— Start DATA ENTRIES —

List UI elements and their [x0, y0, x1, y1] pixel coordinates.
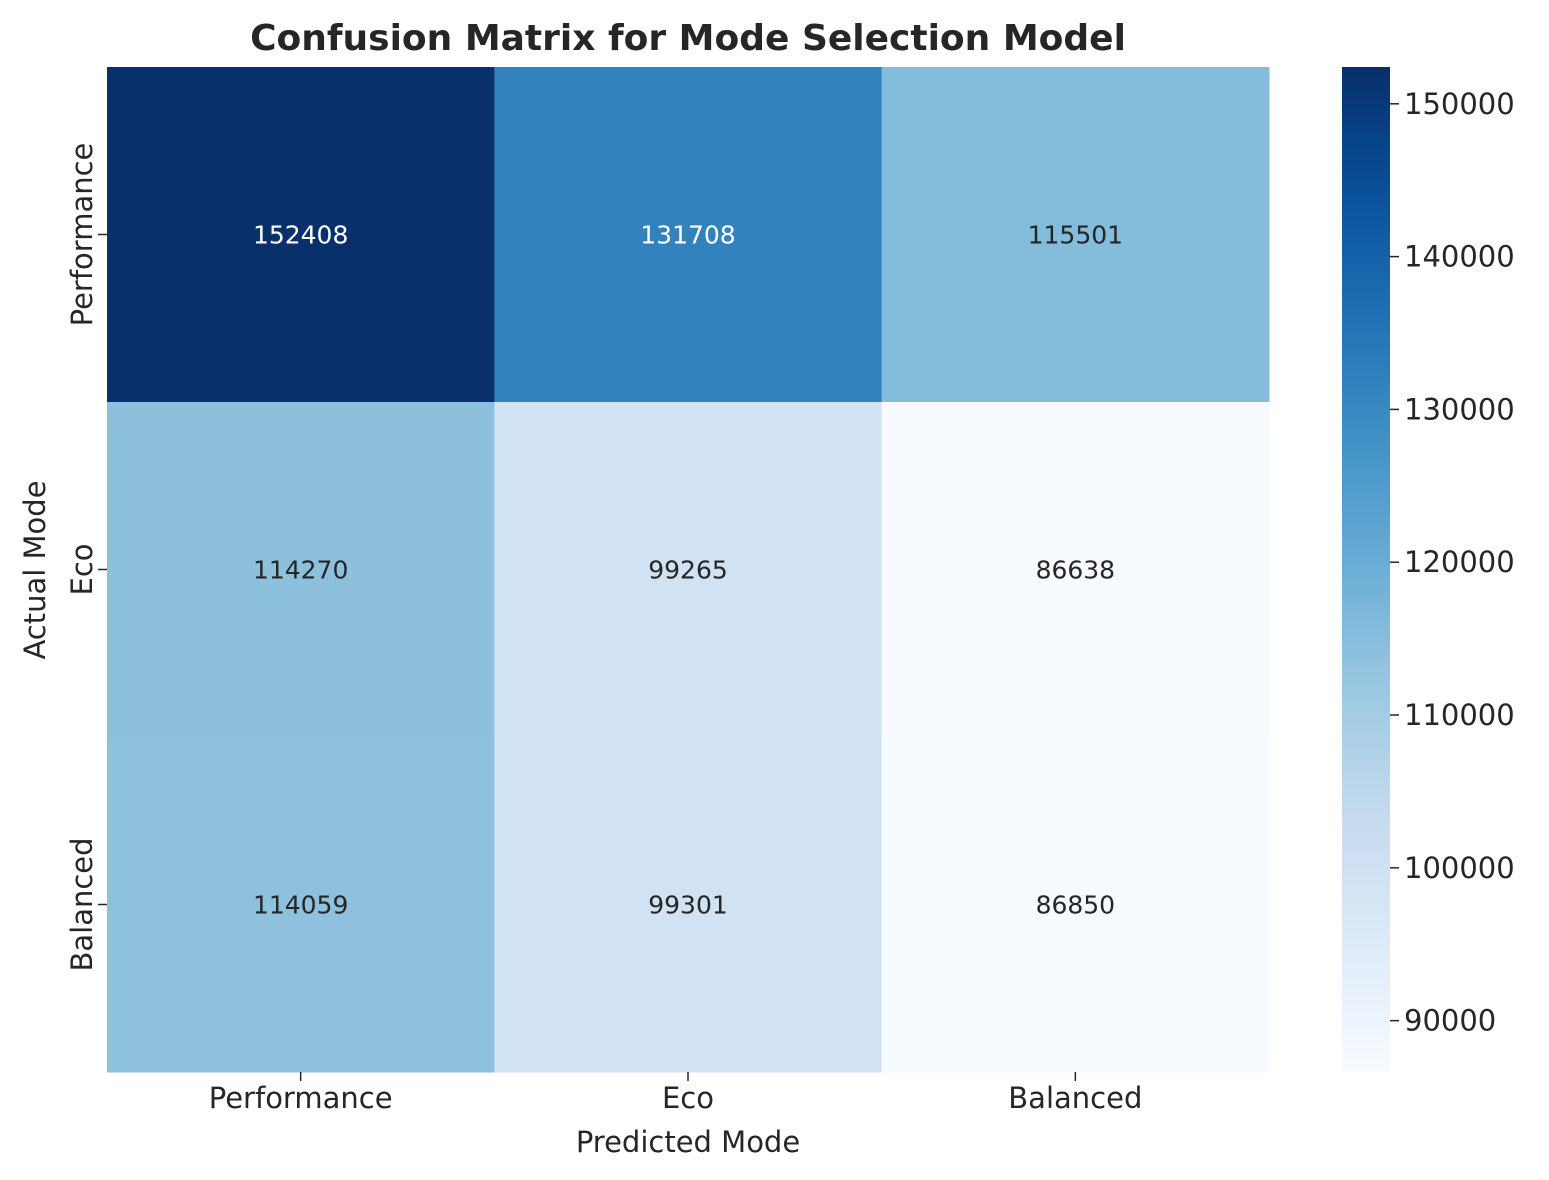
y-axis-label: Actual Mode — [18, 480, 52, 659]
colorbar-tick-label: 100000 — [1404, 851, 1515, 885]
heatmap-cell — [494, 67, 883, 403]
cell-value-label: 115501 — [1028, 221, 1123, 250]
heatmap-cell — [881, 402, 1270, 738]
y-tick-label: Eco — [65, 543, 99, 595]
chart-title: Confusion Matrix for Mode Selection Mode… — [250, 18, 1126, 59]
cell-value-label: 99301 — [648, 891, 728, 920]
y-tick-label: Balanced — [65, 837, 99, 971]
cell-value-label: 86638 — [1036, 556, 1116, 585]
y-axis-ticks: Performance Eco Balanced — [65, 143, 107, 972]
x-tick-label: Performance — [209, 1081, 393, 1115]
cell-value-label: 114059 — [253, 891, 348, 920]
y-tick-label: Performance — [65, 143, 99, 327]
colorbar-tick-label: 110000 — [1404, 698, 1515, 732]
colorbar-tick-label: 90000 — [1404, 1004, 1496, 1038]
cell-value-label: 114270 — [253, 556, 348, 585]
x-tick-label: Eco — [662, 1081, 714, 1115]
colorbar-ticks: 90000 100000 110000 120000 130000 140000 15000… — [1390, 87, 1515, 1038]
heatmap-cells — [107, 67, 1270, 1073]
colorbar-tick-label: 120000 — [1404, 545, 1515, 579]
colorbar-tick-label: 140000 — [1404, 240, 1515, 274]
x-axis-ticks: Performance Eco Balanced — [209, 1072, 1142, 1115]
cell-value-label: 131708 — [640, 221, 735, 250]
heatmap-cell — [494, 402, 883, 738]
heatmap-cell — [107, 737, 495, 1073]
heatmap-cell — [881, 737, 1270, 1073]
heatmap-cell — [107, 402, 495, 738]
heatmap-cell — [881, 67, 1270, 403]
cell-value-label: 152408 — [253, 221, 348, 250]
colorbar — [1342, 67, 1390, 1072]
x-tick-label: Balanced — [1008, 1081, 1142, 1115]
cell-annotations: 152408 131708 115501 114270 99265 86638 114059… — [253, 221, 1123, 920]
colorbar-tick-label: 150000 — [1404, 87, 1515, 121]
heatmap-cell — [494, 737, 883, 1073]
heatmap-cell — [107, 67, 495, 403]
x-axis-label: Predicted Mode — [576, 1125, 800, 1159]
colorbar-tick-label: 130000 — [1404, 392, 1515, 426]
cell-value-label: 86850 — [1036, 891, 1116, 920]
cell-value-label: 99265 — [648, 556, 728, 585]
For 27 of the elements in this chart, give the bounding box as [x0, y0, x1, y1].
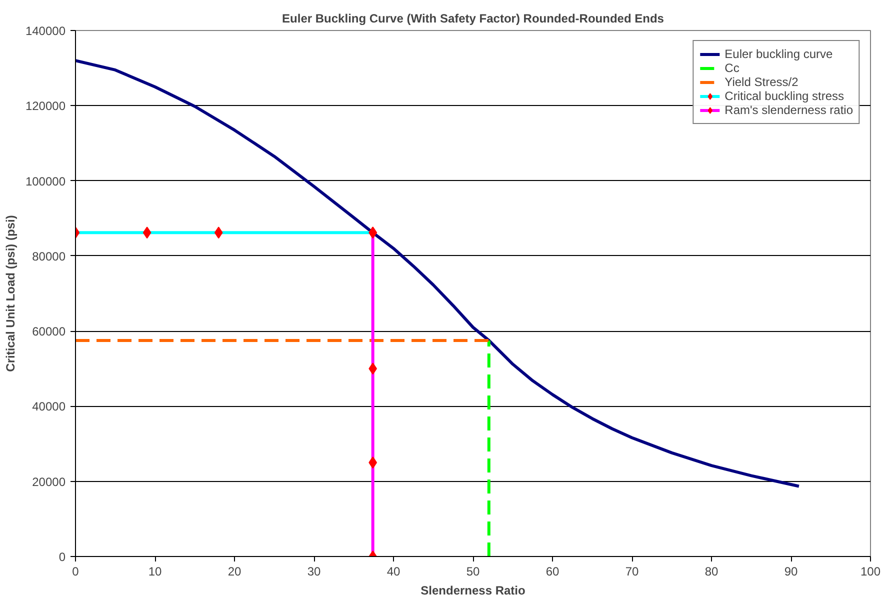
y-tick-label: 120000 [25, 99, 66, 114]
x-tick-label: 70 [625, 564, 639, 578]
legend-label: Yield Stress/2 [724, 75, 798, 89]
chart-title: Euler Buckling Curve (With Safety Factor) Rounded-Rounded Ends [282, 12, 664, 26]
x-tick-label: 60 [546, 564, 560, 578]
legend-label: Cc [724, 61, 740, 75]
x-tick-label: 10 [148, 564, 162, 578]
y-tick-label: 100000 [25, 174, 66, 188]
y-tick-label: 80000 [32, 249, 66, 264]
x-tick-label: 40 [386, 564, 400, 578]
y-tick-label: 20000 [32, 474, 66, 489]
y-tick-label: 140000 [25, 24, 66, 38]
x-tick-label: 80 [704, 564, 718, 578]
legend-label: Ram's slenderness ratio [724, 103, 853, 117]
y-tick-label: 40000 [32, 400, 66, 414]
x-tick-label: 100 [860, 564, 881, 578]
x-axis-title: Slenderness Ratio [420, 584, 526, 598]
legend-label: Critical buckling stress [724, 89, 844, 103]
x-tick-label: 0 [72, 564, 80, 578]
x-tick-label: 50 [466, 564, 480, 578]
x-tick-label: 20 [228, 564, 242, 578]
x-tick-label: 90 [784, 564, 798, 578]
y-tick-label: 0 [58, 550, 66, 564]
x-tick-label: 30 [307, 564, 321, 578]
legend-label: Euler buckling curve [724, 47, 833, 61]
y-axis-title: Critical Unit Load (psi) (psi) [3, 215, 18, 372]
y-tick-label: 60000 [32, 324, 66, 339]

— End DATA ENTRIES —

### [WRITTEN INSTRUCTION]
Reproduce every line of the records above word for word, leaving out the picture lines.

### [EXERCISE ANSWER]
List UI elements and their [x0, y0, x1, y1] pixel coordinates.
y-axis-label: Actual Mode — [18, 480, 52, 659]
colorbar-tick-label: 100000 — [1404, 851, 1515, 885]
heatmap-cell — [494, 67, 883, 403]
cell-value-label: 115501 — [1028, 221, 1123, 250]
heatmap-cell — [881, 402, 1270, 738]
y-tick-label: Eco — [65, 543, 99, 595]
chart-title: Confusion Matrix for Mode Selection Mode… — [250, 18, 1126, 59]
cell-value-label: 99301 — [648, 891, 728, 920]
y-tick-label: Balanced — [65, 837, 99, 971]
cell-value-label: 86638 — [1036, 556, 1116, 585]
y-axis-ticks: Performance Eco Balanced — [65, 143, 107, 972]
x-tick-label: Performance — [209, 1081, 393, 1115]
cell-value-label: 114059 — [253, 891, 348, 920]
y-tick-label: Performance — [65, 143, 99, 327]
colorbar-tick-label: 110000 — [1404, 698, 1515, 732]
colorbar-tick-label: 90000 — [1404, 1004, 1496, 1038]
cell-value-label: 114270 — [253, 556, 348, 585]
x-tick-label: Eco — [662, 1081, 714, 1115]
colorbar-ticks: 90000 100000 110000 120000 130000 140000 15000… — [1390, 87, 1515, 1038]
heatmap-cells — [107, 67, 1270, 1073]
colorbar-tick-label: 120000 — [1404, 545, 1515, 579]
colorbar-tick-label: 140000 — [1404, 240, 1515, 274]
x-axis-ticks: Performance Eco Balanced — [209, 1072, 1142, 1115]
cell-value-label: 131708 — [640, 221, 735, 250]
heatmap-cell — [494, 402, 883, 738]
heatmap-cell — [107, 737, 495, 1073]
heatmap-cell — [881, 737, 1270, 1073]
heatmap-cell — [107, 402, 495, 738]
heatmap-cell — [881, 67, 1270, 403]
cell-value-label: 152408 — [253, 221, 348, 250]
colorbar — [1342, 67, 1390, 1072]
x-tick-label: Balanced — [1008, 1081, 1142, 1115]
cell-annotations: 152408 131708 115501 114270 99265 86638 114059… — [253, 221, 1123, 920]
colorbar-tick-label: 150000 — [1404, 87, 1515, 121]
heatmap-cell — [494, 737, 883, 1073]
heatmap-cell — [107, 67, 495, 403]
x-axis-label: Predicted Mode — [576, 1125, 800, 1159]
colorbar-tick-label: 130000 — [1404, 392, 1515, 426]
cell-value-label: 86850 — [1036, 891, 1116, 920]
cell-value-label: 99265 — [648, 556, 728, 585]
For 27 of the elements in this chart, give the bounding box as [x0, y0, x1, y1].
y-tick-label: 120000 [25, 99, 66, 114]
x-tick-label: 70 [625, 564, 639, 578]
legend-label: Yield Stress/2 [724, 75, 798, 89]
chart-title: Euler Buckling Curve (With Safety Factor) Rounded-Rounded Ends [282, 12, 664, 26]
x-tick-label: 60 [546, 564, 560, 578]
legend-label: Cc [724, 61, 740, 75]
x-tick-label: 10 [148, 564, 162, 578]
y-tick-label: 100000 [25, 174, 66, 188]
y-tick-label: 80000 [32, 249, 66, 264]
x-tick-label: 40 [386, 564, 400, 578]
y-tick-label: 20000 [32, 474, 66, 489]
y-tick-label: 140000 [25, 24, 66, 38]
x-tick-label: 80 [704, 564, 718, 578]
legend-label: Ram's slenderness ratio [724, 103, 853, 117]
y-tick-label: 40000 [32, 400, 66, 414]
x-tick-label: 100 [860, 564, 881, 578]
x-axis-title: Slenderness Ratio [420, 584, 526, 598]
legend-label: Critical buckling stress [724, 89, 844, 103]
x-tick-label: 0 [72, 564, 80, 578]
x-tick-label: 50 [466, 564, 480, 578]
x-tick-label: 20 [228, 564, 242, 578]
x-tick-label: 90 [784, 564, 798, 578]
y-tick-label: 0 [58, 550, 66, 564]
x-tick-label: 30 [307, 564, 321, 578]
legend-label: Euler buckling curve [724, 47, 833, 61]
y-axis-title: Critical Unit Load (psi) (psi) [3, 215, 18, 372]
y-tick-label: 60000 [32, 324, 66, 339]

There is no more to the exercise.